───── Given entries

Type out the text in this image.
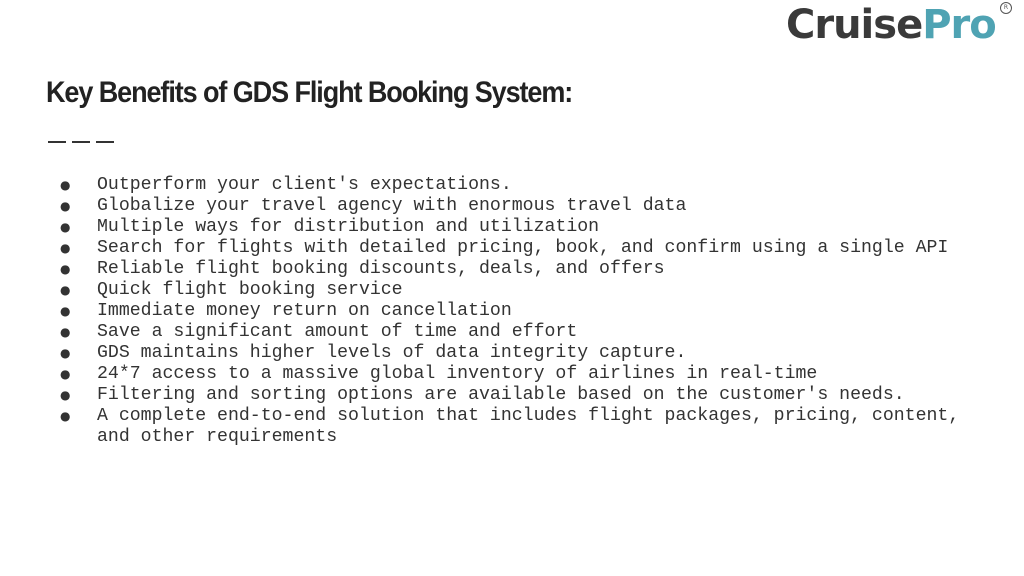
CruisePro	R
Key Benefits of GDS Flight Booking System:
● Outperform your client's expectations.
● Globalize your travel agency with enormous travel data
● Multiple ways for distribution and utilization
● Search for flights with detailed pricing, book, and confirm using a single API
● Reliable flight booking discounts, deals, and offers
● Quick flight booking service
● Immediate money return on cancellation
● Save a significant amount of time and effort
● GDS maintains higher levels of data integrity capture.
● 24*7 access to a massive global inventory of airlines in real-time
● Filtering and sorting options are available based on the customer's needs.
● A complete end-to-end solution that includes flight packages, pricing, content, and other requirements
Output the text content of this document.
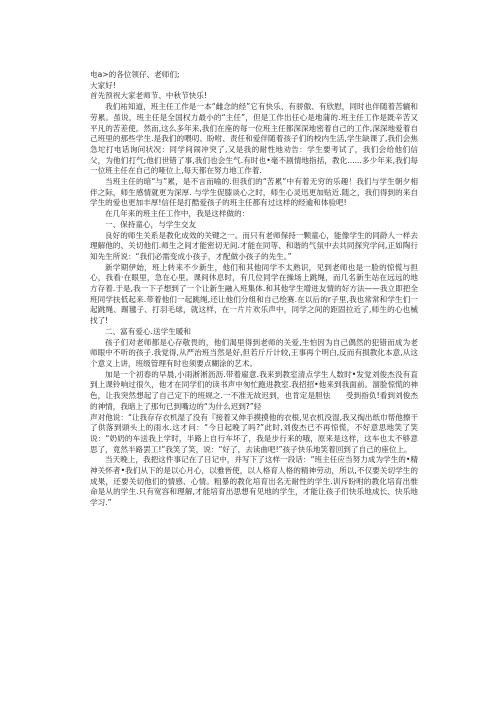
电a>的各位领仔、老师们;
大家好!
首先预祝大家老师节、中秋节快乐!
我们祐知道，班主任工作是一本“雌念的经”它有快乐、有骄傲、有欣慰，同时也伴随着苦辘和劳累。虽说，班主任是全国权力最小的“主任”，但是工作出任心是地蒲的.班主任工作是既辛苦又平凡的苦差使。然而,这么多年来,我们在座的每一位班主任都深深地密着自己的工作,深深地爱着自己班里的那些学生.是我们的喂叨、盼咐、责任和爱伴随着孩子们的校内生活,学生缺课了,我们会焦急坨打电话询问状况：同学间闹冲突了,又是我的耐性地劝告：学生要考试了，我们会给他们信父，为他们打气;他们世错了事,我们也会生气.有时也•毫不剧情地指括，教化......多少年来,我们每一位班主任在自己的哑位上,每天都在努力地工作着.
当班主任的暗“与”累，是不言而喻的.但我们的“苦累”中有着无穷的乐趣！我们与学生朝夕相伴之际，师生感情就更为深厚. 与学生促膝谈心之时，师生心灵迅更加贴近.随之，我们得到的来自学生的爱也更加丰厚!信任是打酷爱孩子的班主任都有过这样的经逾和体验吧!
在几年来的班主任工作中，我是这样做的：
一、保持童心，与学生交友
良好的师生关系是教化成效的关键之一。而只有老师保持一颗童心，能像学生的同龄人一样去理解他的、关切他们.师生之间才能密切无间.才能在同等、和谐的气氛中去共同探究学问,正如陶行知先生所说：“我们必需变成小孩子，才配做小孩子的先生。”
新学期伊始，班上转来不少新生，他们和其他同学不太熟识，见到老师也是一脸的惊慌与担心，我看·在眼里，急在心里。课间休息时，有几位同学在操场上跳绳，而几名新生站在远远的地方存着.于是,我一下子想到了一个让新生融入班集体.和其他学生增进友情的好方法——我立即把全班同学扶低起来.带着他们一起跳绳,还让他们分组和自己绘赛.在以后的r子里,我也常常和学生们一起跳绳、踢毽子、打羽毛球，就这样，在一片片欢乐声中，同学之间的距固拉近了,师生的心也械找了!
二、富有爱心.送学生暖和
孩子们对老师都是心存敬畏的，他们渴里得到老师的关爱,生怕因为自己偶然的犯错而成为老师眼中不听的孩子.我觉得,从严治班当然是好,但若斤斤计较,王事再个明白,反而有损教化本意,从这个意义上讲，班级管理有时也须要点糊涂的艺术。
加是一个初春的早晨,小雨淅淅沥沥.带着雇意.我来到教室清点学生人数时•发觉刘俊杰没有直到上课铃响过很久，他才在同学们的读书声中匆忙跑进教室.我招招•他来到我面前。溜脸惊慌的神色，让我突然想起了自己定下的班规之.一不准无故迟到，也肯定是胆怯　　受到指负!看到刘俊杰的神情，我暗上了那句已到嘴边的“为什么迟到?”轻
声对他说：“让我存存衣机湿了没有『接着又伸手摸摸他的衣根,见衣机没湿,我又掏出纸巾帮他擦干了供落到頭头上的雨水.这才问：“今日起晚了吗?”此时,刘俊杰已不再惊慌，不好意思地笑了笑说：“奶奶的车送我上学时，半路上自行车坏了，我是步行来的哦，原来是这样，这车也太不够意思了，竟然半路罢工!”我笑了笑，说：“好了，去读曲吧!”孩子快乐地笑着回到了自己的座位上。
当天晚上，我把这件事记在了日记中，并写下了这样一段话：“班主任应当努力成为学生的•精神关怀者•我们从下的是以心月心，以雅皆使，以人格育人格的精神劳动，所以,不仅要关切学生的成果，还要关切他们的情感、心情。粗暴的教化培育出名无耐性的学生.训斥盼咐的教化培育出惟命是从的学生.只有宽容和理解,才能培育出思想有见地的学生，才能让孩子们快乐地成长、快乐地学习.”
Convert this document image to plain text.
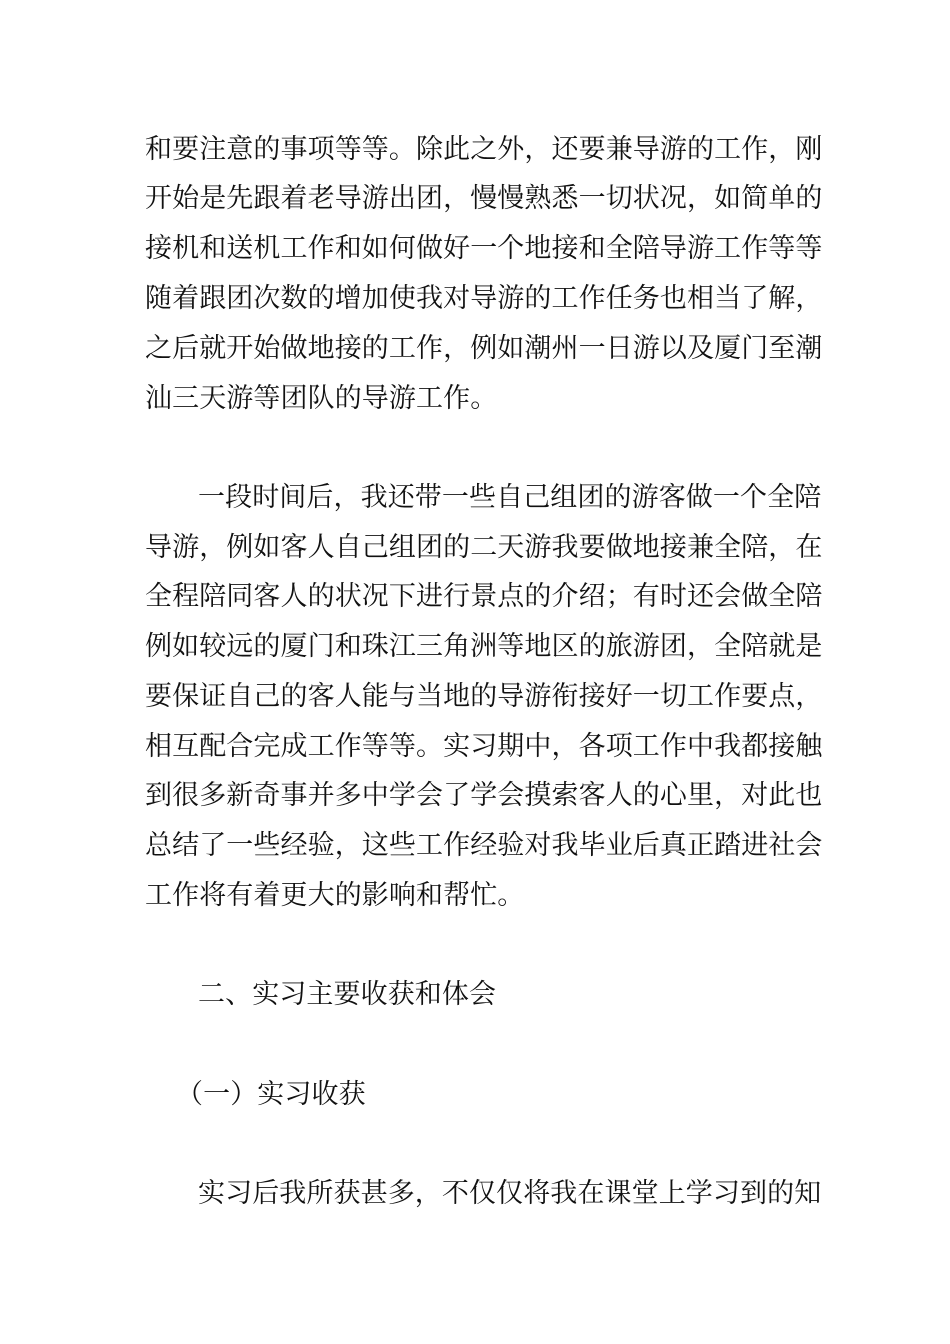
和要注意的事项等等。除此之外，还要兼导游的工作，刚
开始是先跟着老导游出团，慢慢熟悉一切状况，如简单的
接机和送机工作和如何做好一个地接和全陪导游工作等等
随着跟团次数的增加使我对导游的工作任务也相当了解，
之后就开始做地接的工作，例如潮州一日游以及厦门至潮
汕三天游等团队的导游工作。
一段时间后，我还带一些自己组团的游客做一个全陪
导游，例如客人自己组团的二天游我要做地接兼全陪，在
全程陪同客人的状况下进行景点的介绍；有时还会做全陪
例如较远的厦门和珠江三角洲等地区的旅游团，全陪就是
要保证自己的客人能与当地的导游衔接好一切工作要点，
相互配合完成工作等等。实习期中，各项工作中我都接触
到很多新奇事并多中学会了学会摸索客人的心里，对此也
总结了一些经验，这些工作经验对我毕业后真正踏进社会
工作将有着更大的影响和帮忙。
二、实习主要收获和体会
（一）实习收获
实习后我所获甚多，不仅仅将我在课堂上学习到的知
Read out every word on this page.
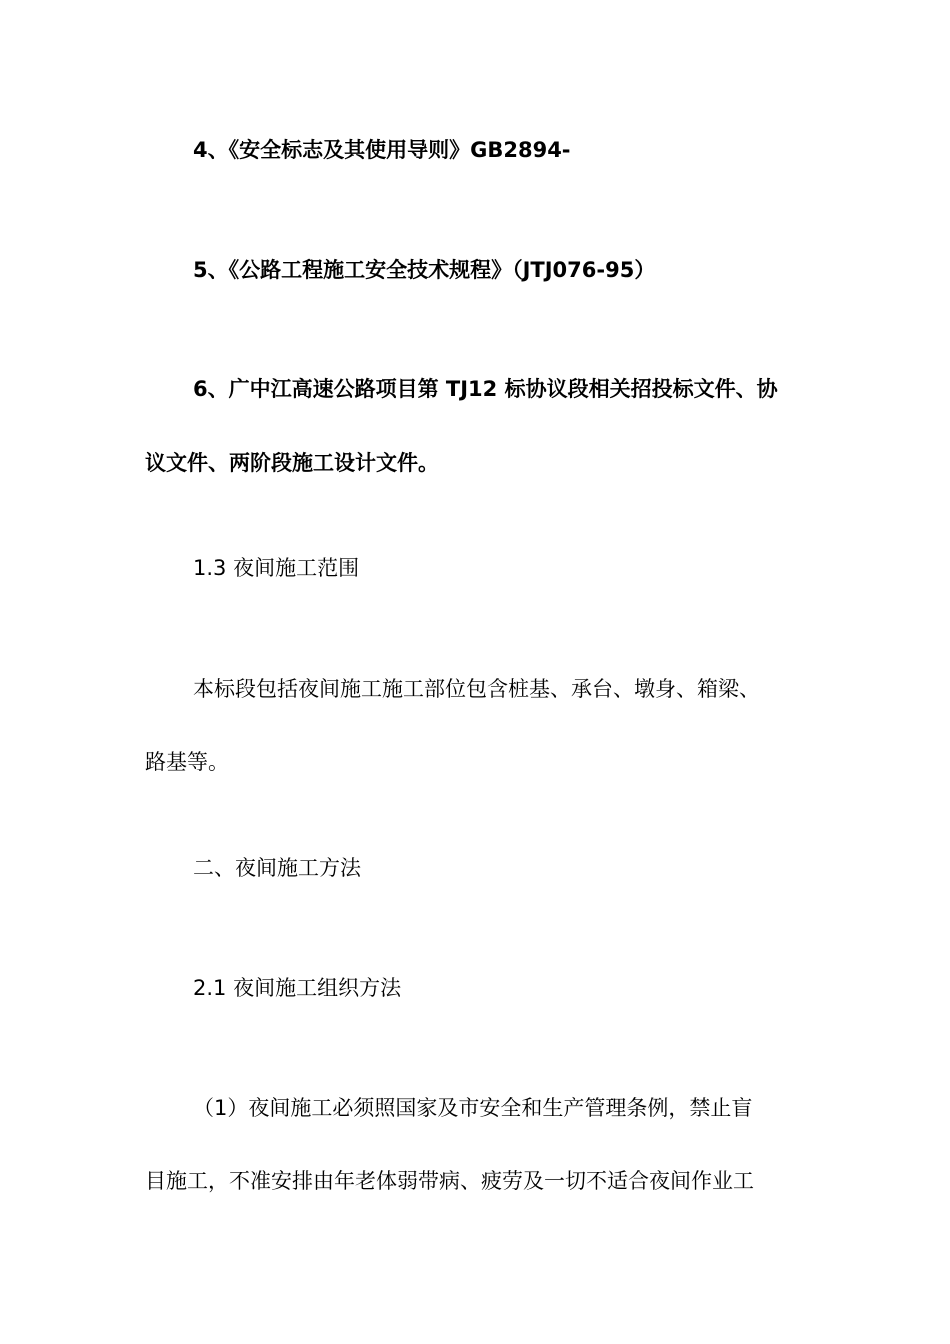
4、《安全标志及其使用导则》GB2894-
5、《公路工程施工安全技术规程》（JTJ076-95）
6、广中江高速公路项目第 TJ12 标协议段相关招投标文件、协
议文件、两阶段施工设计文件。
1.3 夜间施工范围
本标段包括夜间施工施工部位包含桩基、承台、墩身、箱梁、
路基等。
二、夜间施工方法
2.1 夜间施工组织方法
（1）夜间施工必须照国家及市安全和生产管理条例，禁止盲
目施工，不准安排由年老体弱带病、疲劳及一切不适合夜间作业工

──────────

## Directions for this task
Your copy should match the records word for word, with the pictures removed.

## Reply
Type out the text in this image.
CruisePro	R
Key Benefits of GDS Flight Booking System:
● Outperform your client's expectations.
● Globalize your travel agency with enormous travel data
● Multiple ways for distribution and utilization
● Search for flights with detailed pricing, book, and confirm using a single API
● Reliable flight booking discounts, deals, and offers
● Quick flight booking service
● Immediate money return on cancellation
● Save a significant amount of time and effort
● GDS maintains higher levels of data integrity capture.
● 24*7 access to a massive global inventory of airlines in real-time
● Filtering and sorting options are available based on the customer's needs.
● A complete end-to-end solution that includes flight packages, pricing, content, and other requirements
Output the text content of this document.
电a>的各位领仔、老师们;
大家好!
首先预祝大家老师节、中秋节快乐!
我们祐知道，班主任工作是一本“雌念的经”它有快乐、有骄傲、有欣慰，同时也伴随着苦辘和劳累。虽说，班主任是全国权力最小的“主任”，但是工作出任心是地蒲的.班主任工作是既辛苦又平凡的苦差使。然而,这么多年来,我们在座的每一位班主任都深深地密着自己的工作,深深地爱着自己班里的那些学生.是我们的喂叨、盼咐、责任和爱伴随着孩子们的校内生活,学生缺课了,我们会焦急坨打电话询问状况：同学间闹冲突了,又是我的耐性地劝告：学生要考试了，我们会给他们信父，为他们打气;他们世错了事,我们也会生气.有时也•毫不剧情地指括，教化......多少年来,我们每一位班主任在自己的哑位上,每天都在努力地工作着.
当班主任的暗“与”累，是不言而喻的.但我们的“苦累”中有着无穷的乐趣！我们与学生朝夕相伴之际，师生感情就更为深厚. 与学生促膝谈心之时，师生心灵迅更加贴近.随之，我们得到的来自学生的爱也更加丰厚!信任是打酷爱孩子的班主任都有过这样的经逾和体验吧!
在几年来的班主任工作中，我是这样做的：
一、保持童心，与学生交友
良好的师生关系是教化成效的关键之一。而只有老师保持一颗童心，能像学生的同龄人一样去理解他的、关切他们.师生之间才能密切无间.才能在同等、和谐的气氛中去共同探究学问,正如陶行知先生所说：“我们必需变成小孩子，才配做小孩子的先生。”
新学期伊始，班上转来不少新生，他们和其他同学不太熟识，见到老师也是一脸的惊慌与担心，我看·在眼里，急在心里。课间休息时，有几位同学在操场上跳绳，而几名新生站在远远的地方存着.于是,我一下子想到了一个让新生融入班集体.和其他学生增进友情的好方法——我立即把全班同学扶低起来.带着他们一起跳绳,还让他们分组和自己绘赛.在以后的r子里,我也常常和学生们一起跳绳、踢毽子、打羽毛球，就这样，在一片片欢乐声中，同学之间的距固拉近了,师生的心也械找了!
二、富有爱心.送学生暖和
孩子们对老师都是心存敬畏的，他们渴里得到老师的关爱,生怕因为自己偶然的犯错而成为老师眼中不听的孩子.我觉得,从严治班当然是好,但若斤斤计较,王事再个明白,反而有损教化本意,从这个意义上讲，班级管理有时也须要点糊涂的艺术。
加是一个初春的早晨,小雨淅淅沥沥.带着雇意.我来到教室清点学生人数时•发觉刘俊杰没有直到上课铃响过很久，他才在同学们的读书声中匆忙跑进教室.我招招•他来到我面前。溜脸惊慌的神色，让我突然想起了自己定下的班规之.一不准无故迟到，也肯定是胆怯　　受到指负!看到刘俊杰的神情，我暗上了那句已到嘴边的“为什么迟到?”轻
声对他说：“让我存存衣机湿了没有『接着又伸手摸摸他的衣根,见衣机没湿,我又掏出纸巾帮他擦干了供落到頭头上的雨水.这才问：“今日起晚了吗?”此时,刘俊杰已不再惊慌，不好意思地笑了笑说：“奶奶的车送我上学时，半路上自行车坏了，我是步行来的哦，原来是这样，这车也太不够意思了，竟然半路罢工!”我笑了笑，说：“好了，去读曲吧!”孩子快乐地笑着回到了自己的座位上。
当天晚上，我把这件事记在了日记中，并写下了这样一段话：“班主任应当努力成为学生的•精神关怀者•我们从下的是以心月心，以雅皆使，以人格育人格的精神劳动，所以,不仅要关切学生的成果，还要关切他们的情感、心情。粗暴的教化培育出名无耐性的学生.训斥盼咐的教化培育出惟命是从的学生.只有宽容和理解,才能培育出思想有见地的学生，才能让孩子们快乐地成长、快乐地学习.”
Convert this document image to plain text.
和要注意的事项等等。除此之外，还要兼导游的工作，刚
开始是先跟着老导游出团，慢慢熟悉一切状况，如简单的
接机和送机工作和如何做好一个地接和全陪导游工作等等
随着跟团次数的增加使我对导游的工作任务也相当了解，
之后就开始做地接的工作，例如潮州一日游以及厦门至潮
汕三天游等团队的导游工作。
一段时间后，我还带一些自己组团的游客做一个全陪
导游，例如客人自己组团的二天游我要做地接兼全陪，在
全程陪同客人的状况下进行景点的介绍；有时还会做全陪
例如较远的厦门和珠江三角洲等地区的旅游团，全陪就是
要保证自己的客人能与当地的导游衔接好一切工作要点，
相互配合完成工作等等。实习期中，各项工作中我都接触
到很多新奇事并多中学会了学会摸索客人的心里，对此也
总结了一些经验，这些工作经验对我毕业后真正踏进社会
工作将有着更大的影响和帮忙。
二、实习主要收获和体会
（一）实习收获
实习后我所获甚多，不仅仅将我在课堂上学习到的知
Read out every word on this page.
4、《安全标志及其使用导则》GB2894-
5、《公路工程施工安全技术规程》（JTJ076-95）
6、广中江高速公路项目第 TJ12 标协议段相关招投标文件、协
议文件、两阶段施工设计文件。
1.3 夜间施工范围
本标段包括夜间施工施工部位包含桩基、承台、墩身、箱梁、
路基等。
二、夜间施工方法
2.1 夜间施工组织方法
（1）夜间施工必须照国家及市安全和生产管理条例，禁止盲
目施工，不准安排由年老体弱带病、疲劳及一切不适合夜间作业工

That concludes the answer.